Stored items from a collection:

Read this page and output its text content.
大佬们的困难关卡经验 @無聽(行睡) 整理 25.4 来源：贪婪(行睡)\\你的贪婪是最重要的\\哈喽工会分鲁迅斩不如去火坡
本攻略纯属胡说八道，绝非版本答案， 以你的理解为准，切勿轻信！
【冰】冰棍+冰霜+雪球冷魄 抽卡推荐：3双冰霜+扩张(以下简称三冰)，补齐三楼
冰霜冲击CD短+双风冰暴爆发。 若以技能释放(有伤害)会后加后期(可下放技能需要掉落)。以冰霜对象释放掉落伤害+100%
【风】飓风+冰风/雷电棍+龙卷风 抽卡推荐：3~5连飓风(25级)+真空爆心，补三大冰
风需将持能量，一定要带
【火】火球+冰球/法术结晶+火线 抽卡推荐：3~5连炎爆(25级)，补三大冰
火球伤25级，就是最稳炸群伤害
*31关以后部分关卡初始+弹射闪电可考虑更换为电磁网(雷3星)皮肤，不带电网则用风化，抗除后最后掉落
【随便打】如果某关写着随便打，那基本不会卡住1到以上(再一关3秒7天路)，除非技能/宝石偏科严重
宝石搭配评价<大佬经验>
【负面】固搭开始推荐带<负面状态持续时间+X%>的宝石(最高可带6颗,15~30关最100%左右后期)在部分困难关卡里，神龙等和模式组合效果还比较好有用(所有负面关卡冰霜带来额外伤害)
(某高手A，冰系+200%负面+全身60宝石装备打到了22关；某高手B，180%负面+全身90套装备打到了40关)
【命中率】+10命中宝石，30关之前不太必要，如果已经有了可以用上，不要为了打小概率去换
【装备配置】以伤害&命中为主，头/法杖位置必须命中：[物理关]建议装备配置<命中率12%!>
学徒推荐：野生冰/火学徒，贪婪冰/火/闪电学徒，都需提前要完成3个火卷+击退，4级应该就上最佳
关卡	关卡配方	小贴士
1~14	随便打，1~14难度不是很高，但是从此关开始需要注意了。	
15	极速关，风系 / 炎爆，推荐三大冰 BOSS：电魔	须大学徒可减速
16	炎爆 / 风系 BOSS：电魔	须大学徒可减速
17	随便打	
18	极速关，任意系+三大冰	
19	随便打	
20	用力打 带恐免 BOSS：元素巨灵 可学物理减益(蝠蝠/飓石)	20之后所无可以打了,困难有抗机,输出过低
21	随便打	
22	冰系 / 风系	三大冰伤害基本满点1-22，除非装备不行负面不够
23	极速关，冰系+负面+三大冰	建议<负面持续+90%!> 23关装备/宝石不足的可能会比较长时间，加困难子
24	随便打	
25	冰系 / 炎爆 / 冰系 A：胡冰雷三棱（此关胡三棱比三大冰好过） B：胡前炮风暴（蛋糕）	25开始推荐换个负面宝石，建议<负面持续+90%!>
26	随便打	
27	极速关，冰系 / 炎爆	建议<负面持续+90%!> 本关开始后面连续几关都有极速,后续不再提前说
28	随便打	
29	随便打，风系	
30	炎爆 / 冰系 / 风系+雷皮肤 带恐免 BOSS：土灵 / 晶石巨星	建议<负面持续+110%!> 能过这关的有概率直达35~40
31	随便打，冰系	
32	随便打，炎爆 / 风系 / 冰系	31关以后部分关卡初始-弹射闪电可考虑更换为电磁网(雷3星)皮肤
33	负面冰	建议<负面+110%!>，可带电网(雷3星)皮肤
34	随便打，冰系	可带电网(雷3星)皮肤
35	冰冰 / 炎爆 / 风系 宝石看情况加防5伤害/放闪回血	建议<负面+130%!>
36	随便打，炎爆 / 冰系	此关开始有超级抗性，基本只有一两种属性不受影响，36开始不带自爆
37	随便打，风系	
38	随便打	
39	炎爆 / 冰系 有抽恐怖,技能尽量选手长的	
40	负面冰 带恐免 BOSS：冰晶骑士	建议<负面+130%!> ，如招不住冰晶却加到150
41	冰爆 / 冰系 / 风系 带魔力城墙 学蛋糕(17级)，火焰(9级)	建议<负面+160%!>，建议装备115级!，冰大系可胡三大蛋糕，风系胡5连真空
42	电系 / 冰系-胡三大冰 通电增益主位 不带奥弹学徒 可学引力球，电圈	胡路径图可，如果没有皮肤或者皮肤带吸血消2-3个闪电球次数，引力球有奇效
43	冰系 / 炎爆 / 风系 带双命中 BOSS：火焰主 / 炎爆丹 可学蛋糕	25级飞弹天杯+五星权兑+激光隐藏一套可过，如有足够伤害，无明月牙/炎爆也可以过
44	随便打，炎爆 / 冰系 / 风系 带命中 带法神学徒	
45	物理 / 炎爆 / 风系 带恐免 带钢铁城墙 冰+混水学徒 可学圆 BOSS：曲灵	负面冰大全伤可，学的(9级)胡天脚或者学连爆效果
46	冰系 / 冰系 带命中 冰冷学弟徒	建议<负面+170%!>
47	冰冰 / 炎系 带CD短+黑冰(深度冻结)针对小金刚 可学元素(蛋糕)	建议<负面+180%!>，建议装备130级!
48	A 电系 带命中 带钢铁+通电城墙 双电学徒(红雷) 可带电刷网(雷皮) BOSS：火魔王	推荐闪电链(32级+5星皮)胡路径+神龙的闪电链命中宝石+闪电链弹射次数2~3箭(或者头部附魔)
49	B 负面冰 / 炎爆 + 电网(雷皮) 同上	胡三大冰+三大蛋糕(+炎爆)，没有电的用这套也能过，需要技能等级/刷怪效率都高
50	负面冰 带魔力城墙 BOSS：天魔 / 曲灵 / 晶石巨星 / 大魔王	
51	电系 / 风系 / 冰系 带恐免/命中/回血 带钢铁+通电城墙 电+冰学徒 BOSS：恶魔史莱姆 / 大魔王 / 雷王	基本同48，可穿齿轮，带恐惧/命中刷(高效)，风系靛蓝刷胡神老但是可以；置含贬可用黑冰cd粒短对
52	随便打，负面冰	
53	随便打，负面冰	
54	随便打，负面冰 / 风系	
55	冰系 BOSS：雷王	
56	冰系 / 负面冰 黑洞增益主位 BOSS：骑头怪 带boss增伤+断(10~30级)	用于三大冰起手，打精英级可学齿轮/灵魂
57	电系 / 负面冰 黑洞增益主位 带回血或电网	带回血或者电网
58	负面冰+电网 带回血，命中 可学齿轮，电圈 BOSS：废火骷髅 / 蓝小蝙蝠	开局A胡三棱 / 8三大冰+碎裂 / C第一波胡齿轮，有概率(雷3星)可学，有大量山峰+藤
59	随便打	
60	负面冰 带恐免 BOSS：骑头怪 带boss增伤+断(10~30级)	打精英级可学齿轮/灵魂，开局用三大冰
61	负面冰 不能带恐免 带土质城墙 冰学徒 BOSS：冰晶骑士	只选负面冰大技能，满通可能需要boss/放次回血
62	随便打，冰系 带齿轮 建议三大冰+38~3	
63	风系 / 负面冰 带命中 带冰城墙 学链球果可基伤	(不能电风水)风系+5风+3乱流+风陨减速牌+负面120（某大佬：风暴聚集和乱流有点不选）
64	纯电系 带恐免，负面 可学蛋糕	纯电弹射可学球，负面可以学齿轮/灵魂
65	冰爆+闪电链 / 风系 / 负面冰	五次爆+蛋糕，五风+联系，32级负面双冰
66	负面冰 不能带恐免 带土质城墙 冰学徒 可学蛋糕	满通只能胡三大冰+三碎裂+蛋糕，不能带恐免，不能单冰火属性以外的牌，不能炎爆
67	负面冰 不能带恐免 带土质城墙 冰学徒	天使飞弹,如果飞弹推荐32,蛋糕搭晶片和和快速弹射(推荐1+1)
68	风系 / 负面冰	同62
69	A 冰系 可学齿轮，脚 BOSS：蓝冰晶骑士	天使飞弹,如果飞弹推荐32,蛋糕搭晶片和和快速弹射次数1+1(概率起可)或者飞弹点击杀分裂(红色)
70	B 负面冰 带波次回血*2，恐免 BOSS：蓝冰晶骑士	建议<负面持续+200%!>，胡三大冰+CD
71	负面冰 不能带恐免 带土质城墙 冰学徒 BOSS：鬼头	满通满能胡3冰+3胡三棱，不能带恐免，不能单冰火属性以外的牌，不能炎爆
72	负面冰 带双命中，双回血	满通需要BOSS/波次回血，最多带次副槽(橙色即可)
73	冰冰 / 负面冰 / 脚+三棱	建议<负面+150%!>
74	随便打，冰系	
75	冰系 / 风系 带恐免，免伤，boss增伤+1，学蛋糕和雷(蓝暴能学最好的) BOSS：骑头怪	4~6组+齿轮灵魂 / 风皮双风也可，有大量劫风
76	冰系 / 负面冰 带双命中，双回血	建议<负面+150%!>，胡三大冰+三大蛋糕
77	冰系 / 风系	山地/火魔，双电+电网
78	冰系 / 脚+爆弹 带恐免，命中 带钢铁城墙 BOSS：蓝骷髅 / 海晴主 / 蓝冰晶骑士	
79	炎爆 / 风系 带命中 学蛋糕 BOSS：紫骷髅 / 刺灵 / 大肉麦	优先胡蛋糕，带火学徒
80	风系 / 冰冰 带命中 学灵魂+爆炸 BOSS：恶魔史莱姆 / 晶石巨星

• **SET EXERCISE**
What is the number of lines in this listing that contain the word "不能单冰火属性以外的牌"? Answer with that number and nothing else.

• **OUTPUT OF THE TASK**
2